SUPPLIED INFORMATION:
....................

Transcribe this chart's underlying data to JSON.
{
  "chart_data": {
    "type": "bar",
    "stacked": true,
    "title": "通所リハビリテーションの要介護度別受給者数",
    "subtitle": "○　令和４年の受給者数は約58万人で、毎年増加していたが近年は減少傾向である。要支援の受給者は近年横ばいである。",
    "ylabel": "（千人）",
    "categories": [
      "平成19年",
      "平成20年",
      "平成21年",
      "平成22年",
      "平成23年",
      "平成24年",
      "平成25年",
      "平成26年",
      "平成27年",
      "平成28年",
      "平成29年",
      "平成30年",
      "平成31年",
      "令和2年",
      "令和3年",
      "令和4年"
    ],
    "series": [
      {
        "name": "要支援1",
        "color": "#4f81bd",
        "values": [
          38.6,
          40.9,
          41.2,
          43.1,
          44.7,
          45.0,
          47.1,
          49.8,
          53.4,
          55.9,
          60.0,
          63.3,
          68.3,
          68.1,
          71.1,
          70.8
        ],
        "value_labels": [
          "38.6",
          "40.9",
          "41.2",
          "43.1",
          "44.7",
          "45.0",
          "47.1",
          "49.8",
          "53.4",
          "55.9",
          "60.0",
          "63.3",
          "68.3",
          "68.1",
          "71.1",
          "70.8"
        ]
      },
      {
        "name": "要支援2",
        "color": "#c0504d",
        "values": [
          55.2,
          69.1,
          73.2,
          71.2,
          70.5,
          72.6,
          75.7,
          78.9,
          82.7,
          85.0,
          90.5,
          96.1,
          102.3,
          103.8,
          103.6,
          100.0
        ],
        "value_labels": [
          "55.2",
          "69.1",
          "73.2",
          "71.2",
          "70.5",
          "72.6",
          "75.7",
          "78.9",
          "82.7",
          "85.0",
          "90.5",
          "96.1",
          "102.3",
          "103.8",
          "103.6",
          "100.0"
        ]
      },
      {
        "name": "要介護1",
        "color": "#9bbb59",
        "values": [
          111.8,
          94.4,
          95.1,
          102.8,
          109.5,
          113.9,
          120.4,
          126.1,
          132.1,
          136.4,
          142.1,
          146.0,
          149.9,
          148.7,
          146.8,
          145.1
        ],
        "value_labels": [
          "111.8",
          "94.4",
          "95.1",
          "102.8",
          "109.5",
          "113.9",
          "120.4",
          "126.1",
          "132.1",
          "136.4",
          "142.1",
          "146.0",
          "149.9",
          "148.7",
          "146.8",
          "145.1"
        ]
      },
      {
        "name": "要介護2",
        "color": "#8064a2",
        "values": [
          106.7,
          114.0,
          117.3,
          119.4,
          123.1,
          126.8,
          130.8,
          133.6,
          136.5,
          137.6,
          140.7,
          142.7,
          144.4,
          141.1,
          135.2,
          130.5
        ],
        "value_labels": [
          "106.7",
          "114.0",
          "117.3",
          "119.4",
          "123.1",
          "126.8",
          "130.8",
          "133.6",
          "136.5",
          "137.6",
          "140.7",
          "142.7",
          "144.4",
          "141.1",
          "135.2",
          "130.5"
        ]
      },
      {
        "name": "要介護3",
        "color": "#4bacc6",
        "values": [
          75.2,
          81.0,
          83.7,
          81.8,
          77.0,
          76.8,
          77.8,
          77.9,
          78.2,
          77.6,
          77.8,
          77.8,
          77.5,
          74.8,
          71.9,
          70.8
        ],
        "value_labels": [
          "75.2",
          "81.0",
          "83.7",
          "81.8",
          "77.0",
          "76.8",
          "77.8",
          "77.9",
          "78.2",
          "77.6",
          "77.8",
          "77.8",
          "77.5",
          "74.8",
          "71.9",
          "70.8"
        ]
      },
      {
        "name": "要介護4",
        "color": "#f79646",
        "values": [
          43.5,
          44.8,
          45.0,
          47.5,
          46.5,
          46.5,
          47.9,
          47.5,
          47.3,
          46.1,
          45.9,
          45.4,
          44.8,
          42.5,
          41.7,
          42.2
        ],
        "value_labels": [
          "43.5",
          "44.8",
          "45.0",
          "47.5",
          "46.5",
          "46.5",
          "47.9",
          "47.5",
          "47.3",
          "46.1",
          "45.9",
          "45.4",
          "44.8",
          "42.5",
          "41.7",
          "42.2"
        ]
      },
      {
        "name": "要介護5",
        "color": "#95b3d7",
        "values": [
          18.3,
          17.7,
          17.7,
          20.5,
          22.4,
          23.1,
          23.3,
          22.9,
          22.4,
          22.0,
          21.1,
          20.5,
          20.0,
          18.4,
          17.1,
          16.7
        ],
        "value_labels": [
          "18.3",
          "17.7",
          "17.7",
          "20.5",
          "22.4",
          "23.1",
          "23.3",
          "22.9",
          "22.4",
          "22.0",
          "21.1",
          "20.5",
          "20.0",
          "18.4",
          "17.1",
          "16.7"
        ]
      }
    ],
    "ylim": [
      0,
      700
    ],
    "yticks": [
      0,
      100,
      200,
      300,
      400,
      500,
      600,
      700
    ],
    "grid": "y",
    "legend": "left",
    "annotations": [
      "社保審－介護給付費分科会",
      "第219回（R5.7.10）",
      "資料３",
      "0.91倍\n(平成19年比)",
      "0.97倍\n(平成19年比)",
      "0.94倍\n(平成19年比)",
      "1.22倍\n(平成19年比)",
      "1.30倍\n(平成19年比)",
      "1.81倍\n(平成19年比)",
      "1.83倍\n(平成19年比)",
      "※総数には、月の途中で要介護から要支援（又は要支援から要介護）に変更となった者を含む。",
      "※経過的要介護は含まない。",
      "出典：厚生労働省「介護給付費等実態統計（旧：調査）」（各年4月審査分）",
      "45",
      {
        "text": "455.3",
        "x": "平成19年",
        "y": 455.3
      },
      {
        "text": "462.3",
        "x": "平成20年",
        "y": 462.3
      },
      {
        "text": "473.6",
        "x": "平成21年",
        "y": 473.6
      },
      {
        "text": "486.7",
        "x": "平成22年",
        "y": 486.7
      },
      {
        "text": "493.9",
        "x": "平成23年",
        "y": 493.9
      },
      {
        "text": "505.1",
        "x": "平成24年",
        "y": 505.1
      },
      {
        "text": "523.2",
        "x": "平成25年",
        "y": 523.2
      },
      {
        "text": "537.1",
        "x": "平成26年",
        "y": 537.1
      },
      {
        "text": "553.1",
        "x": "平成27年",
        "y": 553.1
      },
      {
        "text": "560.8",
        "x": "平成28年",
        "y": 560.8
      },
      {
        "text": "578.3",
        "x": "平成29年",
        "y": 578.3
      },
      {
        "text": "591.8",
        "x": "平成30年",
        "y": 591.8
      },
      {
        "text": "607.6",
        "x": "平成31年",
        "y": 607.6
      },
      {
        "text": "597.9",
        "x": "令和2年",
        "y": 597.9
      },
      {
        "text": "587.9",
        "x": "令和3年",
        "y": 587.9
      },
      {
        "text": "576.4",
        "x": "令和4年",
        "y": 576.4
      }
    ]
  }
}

....................

SET PROBLEM: Identify the lines above with the word "name". Copy them.

TASK ANSWER:
        "name": "要支援1",
        "name": "要支援2",
        "name": "要介護1",
        "name": "要介護2",
        "name": "要介護3",
        "name": "要介護4",
        "name": "要介護5",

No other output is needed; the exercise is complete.